Output every entry exactly, from the first line to the last.

Extracted data entries
____
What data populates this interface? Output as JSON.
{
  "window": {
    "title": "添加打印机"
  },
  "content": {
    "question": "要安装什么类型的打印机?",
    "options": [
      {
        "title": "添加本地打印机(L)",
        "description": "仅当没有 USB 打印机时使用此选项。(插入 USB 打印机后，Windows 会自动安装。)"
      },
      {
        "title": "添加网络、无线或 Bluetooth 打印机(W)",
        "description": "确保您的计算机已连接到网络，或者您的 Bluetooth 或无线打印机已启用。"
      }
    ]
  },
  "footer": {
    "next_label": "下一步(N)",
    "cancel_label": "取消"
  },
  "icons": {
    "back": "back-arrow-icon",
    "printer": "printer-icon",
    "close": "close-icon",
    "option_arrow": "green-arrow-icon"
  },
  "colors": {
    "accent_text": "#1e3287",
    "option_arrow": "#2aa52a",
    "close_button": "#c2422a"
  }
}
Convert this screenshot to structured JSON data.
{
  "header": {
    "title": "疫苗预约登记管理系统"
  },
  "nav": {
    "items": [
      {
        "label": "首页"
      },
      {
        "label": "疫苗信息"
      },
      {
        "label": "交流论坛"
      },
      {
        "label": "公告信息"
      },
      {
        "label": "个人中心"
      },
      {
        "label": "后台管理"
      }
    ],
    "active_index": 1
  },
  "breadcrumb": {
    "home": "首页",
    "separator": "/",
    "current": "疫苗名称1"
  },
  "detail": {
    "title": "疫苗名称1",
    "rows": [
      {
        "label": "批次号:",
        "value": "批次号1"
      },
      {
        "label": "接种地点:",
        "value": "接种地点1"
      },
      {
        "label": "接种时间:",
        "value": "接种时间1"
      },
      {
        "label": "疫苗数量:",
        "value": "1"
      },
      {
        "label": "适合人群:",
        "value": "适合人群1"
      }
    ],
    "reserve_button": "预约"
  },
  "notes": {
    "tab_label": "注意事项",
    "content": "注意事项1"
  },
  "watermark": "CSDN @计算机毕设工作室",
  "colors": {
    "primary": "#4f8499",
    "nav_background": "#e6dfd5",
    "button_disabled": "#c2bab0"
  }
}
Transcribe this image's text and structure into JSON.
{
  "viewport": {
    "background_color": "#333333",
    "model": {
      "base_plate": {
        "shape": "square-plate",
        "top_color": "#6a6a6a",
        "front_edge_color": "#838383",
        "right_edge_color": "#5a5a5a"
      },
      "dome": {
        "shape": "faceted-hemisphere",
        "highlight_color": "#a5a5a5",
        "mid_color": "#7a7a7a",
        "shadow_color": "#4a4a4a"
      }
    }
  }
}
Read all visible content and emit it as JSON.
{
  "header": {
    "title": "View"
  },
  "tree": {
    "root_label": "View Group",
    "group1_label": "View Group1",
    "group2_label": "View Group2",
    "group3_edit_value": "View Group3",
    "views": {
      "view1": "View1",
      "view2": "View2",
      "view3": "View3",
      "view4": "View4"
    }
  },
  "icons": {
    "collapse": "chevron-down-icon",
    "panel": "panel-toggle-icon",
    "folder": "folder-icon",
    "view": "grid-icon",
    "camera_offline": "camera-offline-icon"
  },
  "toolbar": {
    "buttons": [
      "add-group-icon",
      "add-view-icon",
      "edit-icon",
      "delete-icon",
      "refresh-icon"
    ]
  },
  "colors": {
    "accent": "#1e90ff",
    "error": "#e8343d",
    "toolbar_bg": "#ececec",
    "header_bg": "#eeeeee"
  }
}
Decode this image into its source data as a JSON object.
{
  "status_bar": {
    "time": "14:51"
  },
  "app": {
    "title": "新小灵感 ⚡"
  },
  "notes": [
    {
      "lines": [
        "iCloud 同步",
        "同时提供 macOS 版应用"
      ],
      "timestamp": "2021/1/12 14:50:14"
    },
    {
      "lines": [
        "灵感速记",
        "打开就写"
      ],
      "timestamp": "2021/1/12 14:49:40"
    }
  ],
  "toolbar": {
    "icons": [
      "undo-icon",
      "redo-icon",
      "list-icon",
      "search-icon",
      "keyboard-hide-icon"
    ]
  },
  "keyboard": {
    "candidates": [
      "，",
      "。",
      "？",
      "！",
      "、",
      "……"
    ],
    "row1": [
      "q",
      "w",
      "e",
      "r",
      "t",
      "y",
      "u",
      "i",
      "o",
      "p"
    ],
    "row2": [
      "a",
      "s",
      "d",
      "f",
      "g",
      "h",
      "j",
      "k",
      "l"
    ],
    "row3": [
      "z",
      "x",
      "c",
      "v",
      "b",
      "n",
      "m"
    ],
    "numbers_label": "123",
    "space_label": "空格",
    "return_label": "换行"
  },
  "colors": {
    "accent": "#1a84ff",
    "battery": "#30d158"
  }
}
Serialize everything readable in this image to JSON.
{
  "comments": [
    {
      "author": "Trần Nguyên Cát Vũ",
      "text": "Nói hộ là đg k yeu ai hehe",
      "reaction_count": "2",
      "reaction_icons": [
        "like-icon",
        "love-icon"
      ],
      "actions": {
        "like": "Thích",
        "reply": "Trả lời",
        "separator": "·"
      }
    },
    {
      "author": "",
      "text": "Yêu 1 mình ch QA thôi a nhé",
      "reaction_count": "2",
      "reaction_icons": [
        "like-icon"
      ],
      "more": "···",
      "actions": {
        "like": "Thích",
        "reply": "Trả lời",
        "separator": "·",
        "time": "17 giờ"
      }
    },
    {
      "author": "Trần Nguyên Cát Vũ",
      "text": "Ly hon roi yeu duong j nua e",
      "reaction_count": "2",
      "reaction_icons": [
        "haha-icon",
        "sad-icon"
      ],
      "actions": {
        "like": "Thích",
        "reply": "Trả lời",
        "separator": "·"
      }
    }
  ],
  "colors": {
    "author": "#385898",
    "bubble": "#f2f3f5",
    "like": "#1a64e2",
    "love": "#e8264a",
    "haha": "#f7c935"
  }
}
____
ANSWER FOR THIS EXERCISE =>
What data populates this interface? Output as JSON.
{
  "window": {
    "title": "添加打印机"
  },
  "content": {
    "question": "要安装什么类型的打印机?",
    "options": [
      {
        "title": "添加本地打印机(L)",
        "description": "仅当没有 USB 打印机时使用此选项。(插入 USB 打印机后，Windows 会自动安装。)"
      },
      {
        "title": "添加网络、无线或 Bluetooth 打印机(W)",
        "description": "确保您的计算机已连接到网络，或者您的 Bluetooth 或无线打印机已启用。"
      }
    ]
  },
  "footer": {
    "next_label": "下一步(N)",
    "cancel_label": "取消"
  },
  "icons": {
    "back": "back-arrow-icon",
    "printer": "printer-icon",
    "close": "close-icon",
    "option_arrow": "green-arrow-icon"
  },
  "colors": {
    "accent_text": "#1e3287",
    "option_arrow": "#2aa52a",
    "close_button": "#c2422a"
  }
}
Convert this screenshot to structured JSON data.
{
  "header": {
    "title": "疫苗预约登记管理系统"
  },
  "nav": {
    "items": [
      {
        "label": "首页"
      },
      {
        "label": "疫苗信息"
      },
      {
        "label": "交流论坛"
      },
      {
        "label": "公告信息"
      },
      {
        "label": "个人中心"
      },
      {
        "label": "后台管理"
      }
    ],
    "active_index": 1
  },
  "breadcrumb": {
    "home": "首页",
    "separator": "/",
    "current": "疫苗名称1"
  },
  "detail": {
    "title": "疫苗名称1",
    "rows": [
      {
        "label": "批次号:",
        "value": "批次号1"
      },
      {
        "label": "接种地点:",
        "value": "接种地点1"
      },
      {
        "label": "接种时间:",
        "value": "接种时间1"
      },
      {
        "label": "疫苗数量:",
        "value": "1"
      },
      {
        "label": "适合人群:",
        "value": "适合人群1"
      }
    ],
    "reserve_button": "预约"
  },
  "notes": {
    "tab_label": "注意事项",
    "content": "注意事项1"
  },
  "watermark": "CSDN @计算机毕设工作室",
  "colors": {
    "primary": "#4f8499",
    "nav_background": "#e6dfd5",
    "button_disabled": "#c2bab0"
  }
}
Transcribe this image's text and structure into JSON.
{
  "viewport": {
    "background_color": "#333333",
    "model": {
      "base_plate": {
        "shape": "square-plate",
        "top_color": "#6a6a6a",
        "front_edge_color": "#838383",
        "right_edge_color": "#5a5a5a"
      },
      "dome": {
        "shape": "faceted-hemisphere",
        "highlight_color": "#a5a5a5",
        "mid_color": "#7a7a7a",
        "shadow_color": "#4a4a4a"
      }
    }
  }
}
Read all visible content and emit it as JSON.
{
  "header": {
    "title": "View"
  },
  "tree": {
    "root_label": "View Group",
    "group1_label": "View Group1",
    "group2_label": "View Group2",
    "group3_edit_value": "View Group3",
    "views": {
      "view1": "View1",
      "view2": "View2",
      "view3": "View3",
      "view4": "View4"
    }
  },
  "icons": {
    "collapse": "chevron-down-icon",
    "panel": "panel-toggle-icon",
    "folder": "folder-icon",
    "view": "grid-icon",
    "camera_offline": "camera-offline-icon"
  },
  "toolbar": {
    "buttons": [
      "add-group-icon",
      "add-view-icon",
      "edit-icon",
      "delete-icon",
      "refresh-icon"
    ]
  },
  "colors": {
    "accent": "#1e90ff",
    "error": "#e8343d",
    "toolbar_bg": "#ececec",
    "header_bg": "#eeeeee"
  }
}
Decode this image into its source data as a JSON object.
{
  "status_bar": {
    "time": "14:51"
  },
  "app": {
    "title": "新小灵感 ⚡"
  },
  "notes": [
    {
      "lines": [
        "iCloud 同步",
        "同时提供 macOS 版应用"
      ],
      "timestamp": "2021/1/12 14:50:14"
    },
    {
      "lines": [
        "灵感速记",
        "打开就写"
      ],
      "timestamp": "2021/1/12 14:49:40"
    }
  ],
  "toolbar": {
    "icons": [
      "undo-icon",
      "redo-icon",
      "list-icon",
      "search-icon",
      "keyboard-hide-icon"
    ]
  },
  "keyboard": {
    "candidates": [
      "，",
      "。",
      "？",
      "！",
      "、",
      "……"
    ],
    "row1": [
      "q",
      "w",
      "e",
      "r",
      "t",
      "y",
      "u",
      "i",
      "o",
      "p"
    ],
    "row2": [
      "a",
      "s",
      "d",
      "f",
      "g",
      "h",
      "j",
      "k",
      "l"
    ],
    "row3": [
      "z",
      "x",
      "c",
      "v",
      "b",
      "n",
      "m"
    ],
    "numbers_label": "123",
    "space_label": "空格",
    "return_label": "换行"
  },
  "colors": {
    "accent": "#1a84ff",
    "battery": "#30d158"
  }
}
Serialize everything readable in this image to JSON.
{
  "comments": [
    {
      "author": "Trần Nguyên Cát Vũ",
      "text": "Nói hộ là đg k yeu ai hehe",
      "reaction_count": "2",
      "reaction_icons": [
        "like-icon",
        "love-icon"
      ],
      "actions": {
        "like": "Thích",
        "reply": "Trả lời",
        "separator": "·"
      }
    },
    {
      "author": "",
      "text": "Yêu 1 mình ch QA thôi a nhé",
      "reaction_count": "2",
      "reaction_icons": [
        "like-icon"
      ],
      "more": "···",
      "actions": {
        "like": "Thích",
        "reply": "Trả lời",
        "separator": "·",
        "time": "17 giờ"
      }
    },
    {
      "author": "Trần Nguyên Cát Vũ",
      "text": "Ly hon roi yeu duong j nua e",
      "reaction_count": "2",
      "reaction_icons": [
        "haha-icon",
        "sad-icon"
      ],
      "actions": {
        "like": "Thích",
        "reply": "Trả lời",
        "separator": "·"
      }
    }
  ],
  "colors": {
    "author": "#385898",
    "bubble": "#f2f3f5",
    "like": "#1a64e2",
    "love": "#e8264a",
    "haha": "#f7c935"
  }
}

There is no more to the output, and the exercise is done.